***** Entries *****

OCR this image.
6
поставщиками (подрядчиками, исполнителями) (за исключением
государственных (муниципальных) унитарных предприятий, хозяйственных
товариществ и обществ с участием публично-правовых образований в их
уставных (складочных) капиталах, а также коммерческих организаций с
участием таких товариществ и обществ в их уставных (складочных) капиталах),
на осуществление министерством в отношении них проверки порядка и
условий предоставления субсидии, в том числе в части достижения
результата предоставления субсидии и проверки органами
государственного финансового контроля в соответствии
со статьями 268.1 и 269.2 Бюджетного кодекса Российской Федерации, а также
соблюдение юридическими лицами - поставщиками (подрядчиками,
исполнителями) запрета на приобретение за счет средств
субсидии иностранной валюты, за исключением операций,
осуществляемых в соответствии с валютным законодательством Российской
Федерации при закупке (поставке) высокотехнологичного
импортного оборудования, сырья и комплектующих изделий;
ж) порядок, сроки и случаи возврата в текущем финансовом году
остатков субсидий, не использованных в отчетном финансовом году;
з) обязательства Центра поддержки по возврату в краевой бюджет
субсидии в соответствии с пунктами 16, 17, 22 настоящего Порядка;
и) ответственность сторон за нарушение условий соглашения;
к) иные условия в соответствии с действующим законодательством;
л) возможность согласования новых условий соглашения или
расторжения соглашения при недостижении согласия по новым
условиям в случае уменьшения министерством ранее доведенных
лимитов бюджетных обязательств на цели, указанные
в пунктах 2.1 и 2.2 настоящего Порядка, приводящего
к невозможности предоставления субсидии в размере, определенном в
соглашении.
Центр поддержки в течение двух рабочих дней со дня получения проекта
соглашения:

*****

Repeat the material above in full, exactly as it stands.

* **Task response**:
OCR this image.
6
поставщиками (подрядчиками, исполнителями) (за исключением
государственных (муниципальных) унитарных предприятий, хозяйственных
товариществ и обществ с участием публично-правовых образований в их
уставных (складочных) капиталах, а также коммерческих организаций с
участием таких товариществ и обществ в их уставных (складочных) капиталах),
на осуществление министерством в отношении них проверки порядка и
условий предоставления субсидии, в том числе в части достижения
результата предоставления субсидии и проверки органами
государственного финансового контроля в соответствии
со статьями 268.1 и 269.2 Бюджетного кодекса Российской Федерации, а также
соблюдение юридическими лицами - поставщиками (подрядчиками,
исполнителями) запрета на приобретение за счет средств
субсидии иностранной валюты, за исключением операций,
осуществляемых в соответствии с валютным законодательством Российской
Федерации при закупке (поставке) высокотехнологичного
импортного оборудования, сырья и комплектующих изделий;
ж) порядок, сроки и случаи возврата в текущем финансовом году
остатков субсидий, не использованных в отчетном финансовом году;
з) обязательства Центра поддержки по возврату в краевой бюджет
субсидии в соответствии с пунктами 16, 17, 22 настоящего Порядка;
и) ответственность сторон за нарушение условий соглашения;
к) иные условия в соответствии с действующим законодательством;
л) возможность согласования новых условий соглашения или
расторжения соглашения при недостижении согласия по новым
условиям в случае уменьшения министерством ранее доведенных
лимитов бюджетных обязательств на цели, указанные
в пунктах 2.1 и 2.2 настоящего Порядка, приводящего
к невозможности предоставления субсидии в размере, определенном в
соглашении.
Центр поддержки в течение двух рабочих дней со дня получения проекта
соглашения:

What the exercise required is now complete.